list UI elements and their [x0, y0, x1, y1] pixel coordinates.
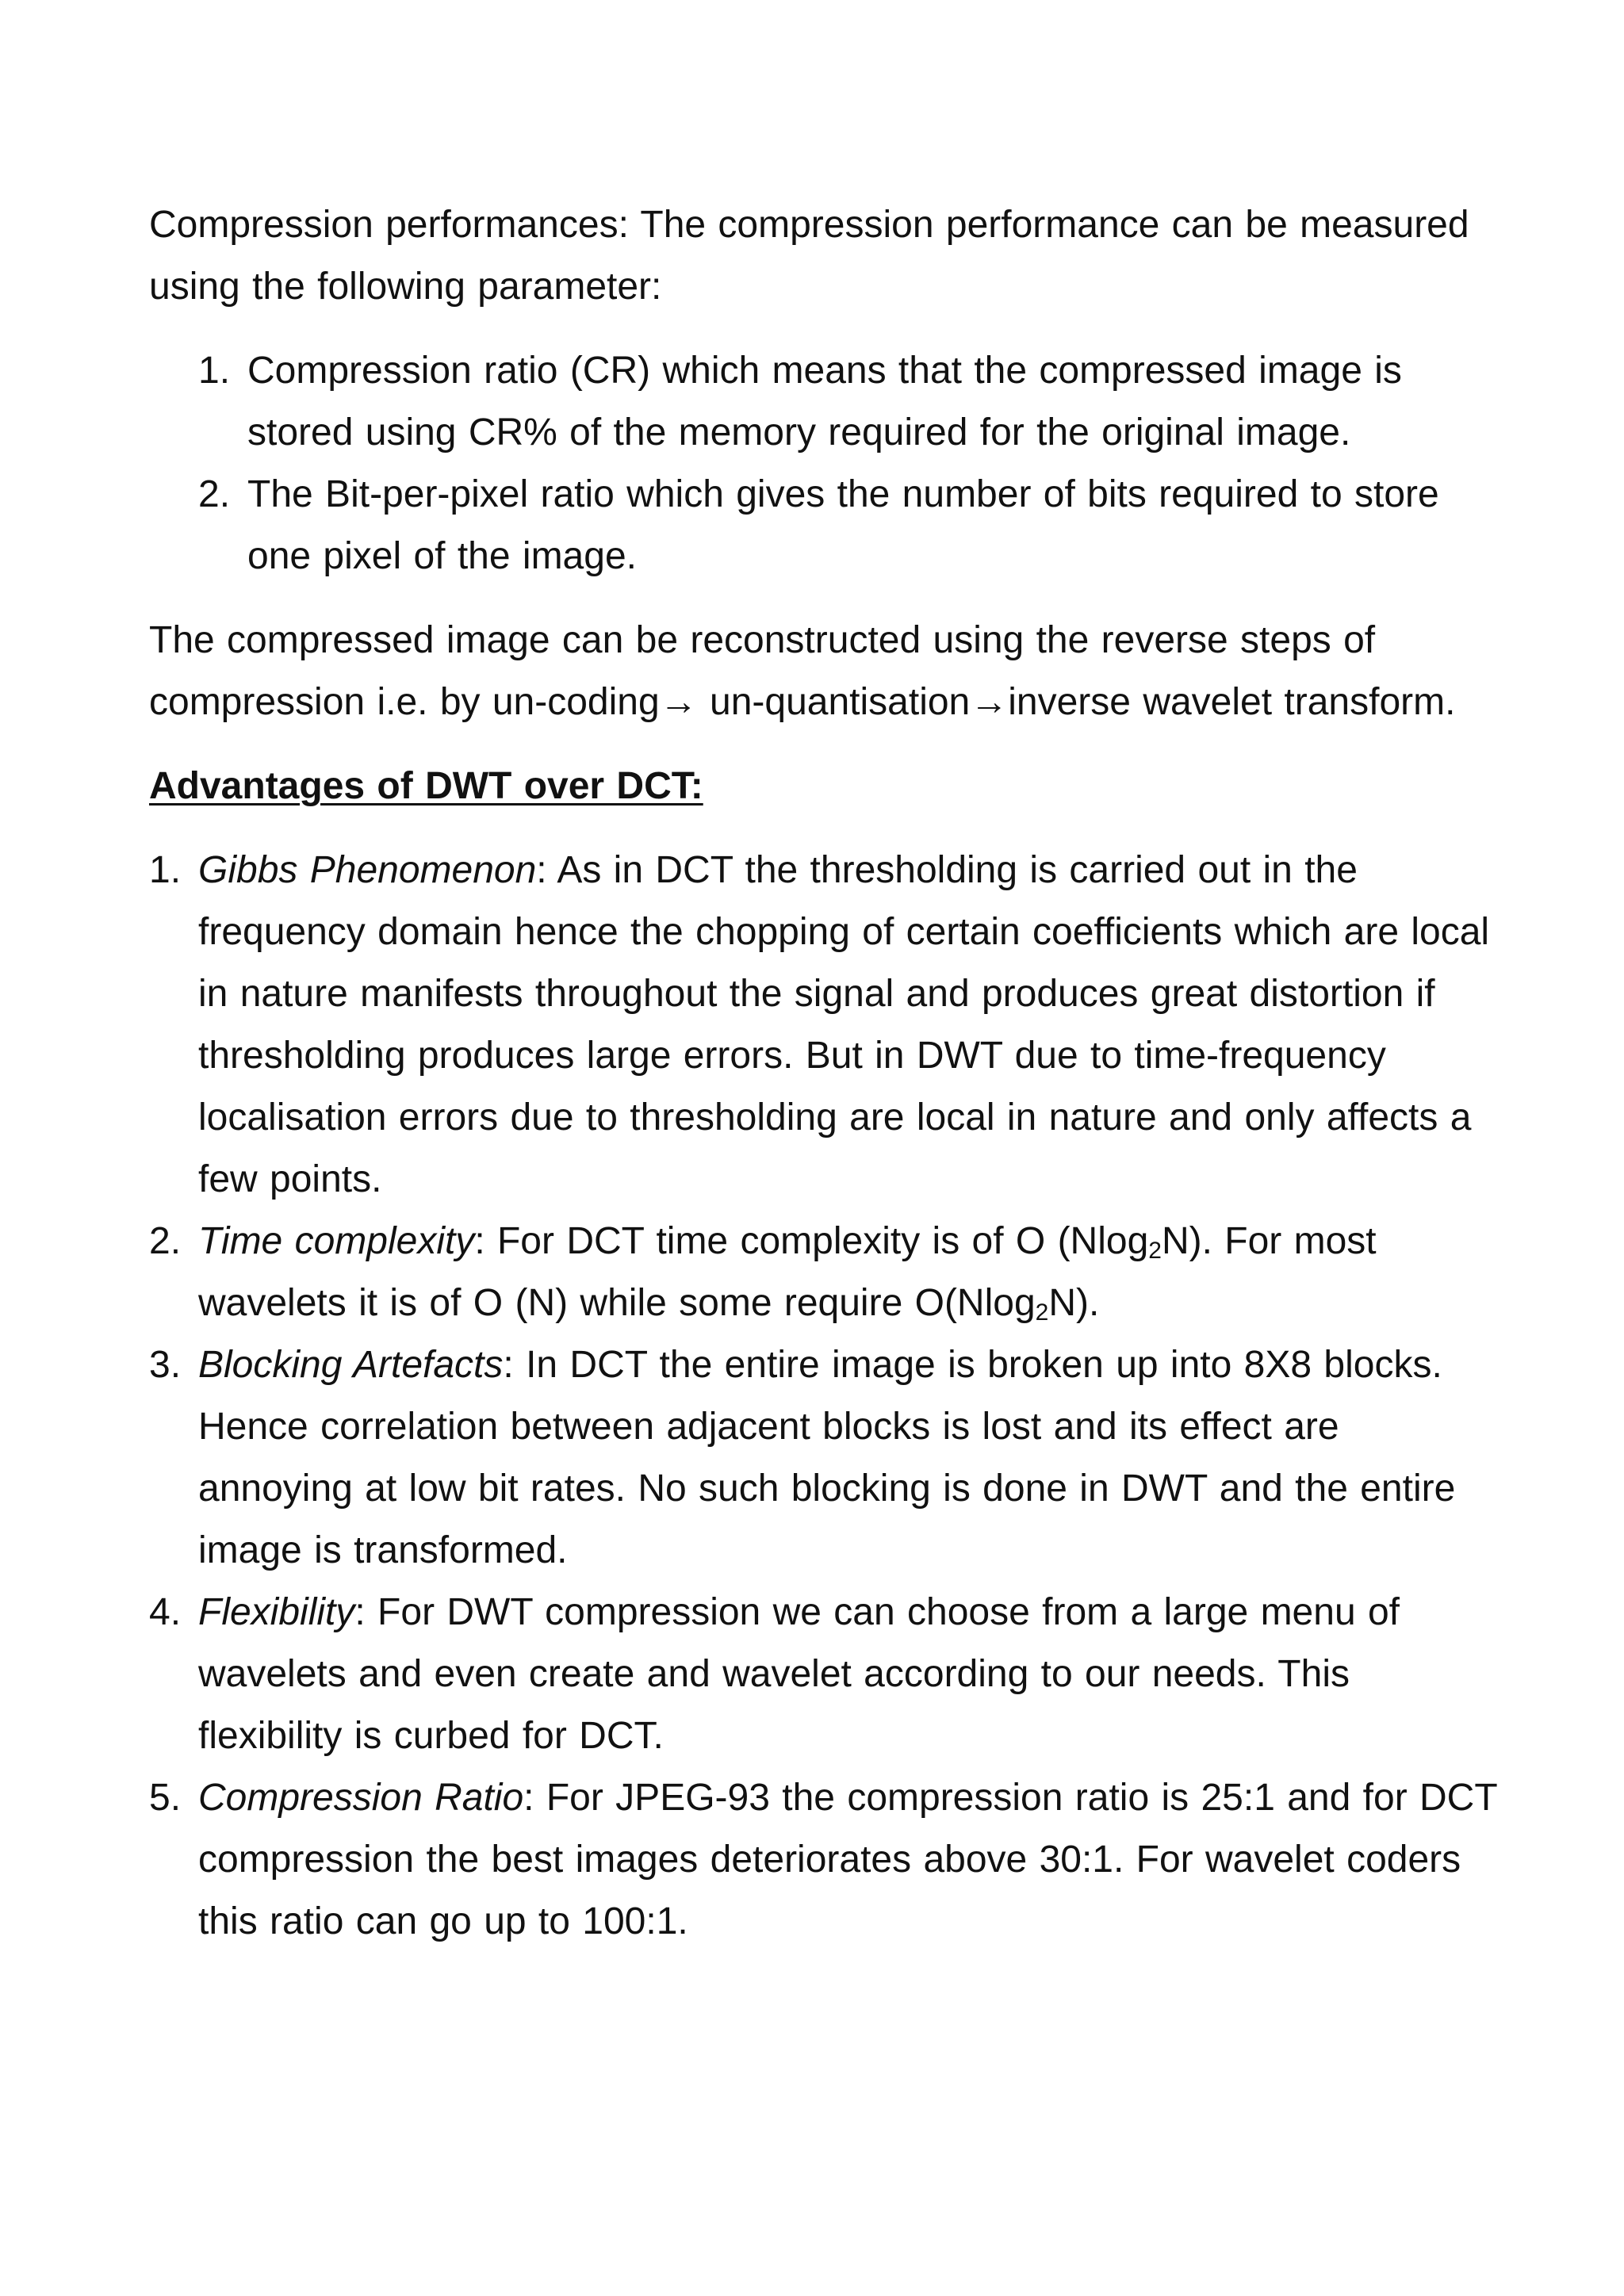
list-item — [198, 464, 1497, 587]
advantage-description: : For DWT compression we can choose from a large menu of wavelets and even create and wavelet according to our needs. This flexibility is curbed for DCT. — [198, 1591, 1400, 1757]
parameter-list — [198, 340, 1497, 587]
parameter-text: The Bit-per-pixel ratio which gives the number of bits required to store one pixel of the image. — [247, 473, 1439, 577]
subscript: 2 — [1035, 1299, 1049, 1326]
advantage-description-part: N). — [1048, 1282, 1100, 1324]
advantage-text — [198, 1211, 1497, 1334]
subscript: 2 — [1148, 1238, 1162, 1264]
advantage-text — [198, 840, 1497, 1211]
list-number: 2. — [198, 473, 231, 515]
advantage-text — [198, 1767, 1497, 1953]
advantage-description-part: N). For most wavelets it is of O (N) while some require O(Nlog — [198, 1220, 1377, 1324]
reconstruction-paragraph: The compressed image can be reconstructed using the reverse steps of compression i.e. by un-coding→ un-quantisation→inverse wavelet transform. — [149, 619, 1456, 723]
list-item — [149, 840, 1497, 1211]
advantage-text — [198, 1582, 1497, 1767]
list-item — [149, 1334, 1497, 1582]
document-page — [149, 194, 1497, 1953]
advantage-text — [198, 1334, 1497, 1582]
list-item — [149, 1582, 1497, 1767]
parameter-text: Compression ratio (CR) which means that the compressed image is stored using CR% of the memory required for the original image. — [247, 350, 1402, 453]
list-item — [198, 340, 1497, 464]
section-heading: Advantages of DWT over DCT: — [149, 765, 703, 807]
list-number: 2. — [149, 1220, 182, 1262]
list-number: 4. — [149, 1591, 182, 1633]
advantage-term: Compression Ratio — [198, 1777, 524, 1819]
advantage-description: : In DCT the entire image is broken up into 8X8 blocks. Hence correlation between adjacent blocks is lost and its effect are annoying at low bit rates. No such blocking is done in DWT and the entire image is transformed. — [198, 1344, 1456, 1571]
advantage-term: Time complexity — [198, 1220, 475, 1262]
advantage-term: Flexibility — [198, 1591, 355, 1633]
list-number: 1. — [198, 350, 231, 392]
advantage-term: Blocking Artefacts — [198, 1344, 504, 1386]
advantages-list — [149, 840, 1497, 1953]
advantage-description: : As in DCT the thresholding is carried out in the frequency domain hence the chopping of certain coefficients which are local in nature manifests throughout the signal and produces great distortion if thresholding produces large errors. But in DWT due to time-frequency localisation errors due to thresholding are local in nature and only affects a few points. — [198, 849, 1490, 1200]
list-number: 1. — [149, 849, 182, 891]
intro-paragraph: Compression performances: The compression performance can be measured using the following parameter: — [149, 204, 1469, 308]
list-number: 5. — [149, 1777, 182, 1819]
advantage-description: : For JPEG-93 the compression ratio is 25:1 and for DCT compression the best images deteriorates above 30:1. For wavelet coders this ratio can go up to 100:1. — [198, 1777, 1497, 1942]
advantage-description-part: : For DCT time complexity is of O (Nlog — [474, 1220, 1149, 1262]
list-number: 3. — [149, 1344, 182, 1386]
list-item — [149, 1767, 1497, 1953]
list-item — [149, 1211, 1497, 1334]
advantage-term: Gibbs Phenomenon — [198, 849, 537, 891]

┄┄┄┄┄┄┄┄┄┄┄┄┄┄┄┄┄┄┄┄

## WHAT IS REQUIRED
Reproduce every line of the items above word for word, omitting the pictures.

## RESPONSE
list UI elements and their [x0, y0, x1, y1] pixel coordinates.
list-item — [198, 464, 1497, 587]
advantage-description: : For DWT compression we can choose from a large menu of wavelets and even create and wavelet according to our needs. This flexibility is curbed for DCT. — [198, 1591, 1400, 1757]
parameter-list — [198, 340, 1497, 587]
parameter-text: The Bit-per-pixel ratio which gives the number of bits required to store one pixel of the image. — [247, 473, 1439, 577]
subscript: 2 — [1035, 1299, 1049, 1326]
advantage-description-part: N). — [1048, 1282, 1100, 1324]
advantage-text — [198, 1211, 1497, 1334]
subscript: 2 — [1148, 1238, 1162, 1264]
advantage-text — [198, 840, 1497, 1211]
list-number: 2. — [198, 473, 231, 515]
advantage-text — [198, 1767, 1497, 1953]
advantage-description-part: N). For most wavelets it is of O (N) while some require O(Nlog — [198, 1220, 1377, 1324]
reconstruction-paragraph: The compressed image can be reconstructed using the reverse steps of compression i.e. by un-coding→ un-quantisation→inverse wavelet transform. — [149, 619, 1456, 723]
list-item — [149, 840, 1497, 1211]
advantage-text — [198, 1582, 1497, 1767]
list-item — [149, 1334, 1497, 1582]
document-page — [149, 194, 1497, 1953]
advantage-text — [198, 1334, 1497, 1582]
list-item — [149, 1582, 1497, 1767]
parameter-text: Compression ratio (CR) which means that the compressed image is stored using CR% of the memory required for the original image. — [247, 350, 1402, 453]
list-item — [198, 340, 1497, 464]
section-heading: Advantages of DWT over DCT: — [149, 765, 703, 807]
list-number: 2. — [149, 1220, 182, 1262]
list-number: 4. — [149, 1591, 182, 1633]
advantage-term: Compression Ratio — [198, 1777, 524, 1819]
advantage-description: : In DCT the entire image is broken up into 8X8 blocks. Hence correlation between adjacent blocks is lost and its effect are annoying at low bit rates. No such blocking is done in DWT and the entire image is transformed. — [198, 1344, 1456, 1571]
advantage-term: Time complexity — [198, 1220, 475, 1262]
advantage-term: Flexibility — [198, 1591, 355, 1633]
list-number: 1. — [198, 350, 231, 392]
advantage-term: Blocking Artefacts — [198, 1344, 504, 1386]
advantages-list — [149, 840, 1497, 1953]
advantage-description: : As in DCT the thresholding is carried out in the frequency domain hence the chopping of certain coefficients which are local in nature manifests throughout the signal and produces great distortion if thresholding produces large errors. But in DWT due to time-frequency localisation errors due to thresholding are local in nature and only affects a few points. — [198, 849, 1490, 1200]
list-number: 1. — [149, 849, 182, 891]
intro-paragraph: Compression performances: The compression performance can be measured using the following parameter: — [149, 204, 1469, 308]
list-number: 5. — [149, 1777, 182, 1819]
advantage-description: : For JPEG-93 the compression ratio is 25:1 and for DCT compression the best images deteriorates above 30:1. For wavelet coders this ratio can go up to 100:1. — [198, 1777, 1497, 1942]
advantage-description-part: : For DCT time complexity is of O (Nlog — [474, 1220, 1149, 1262]
list-number: 3. — [149, 1344, 182, 1386]
list-item — [149, 1767, 1497, 1953]
list-item — [149, 1211, 1497, 1334]
advantage-term: Gibbs Phenomenon — [198, 849, 537, 891]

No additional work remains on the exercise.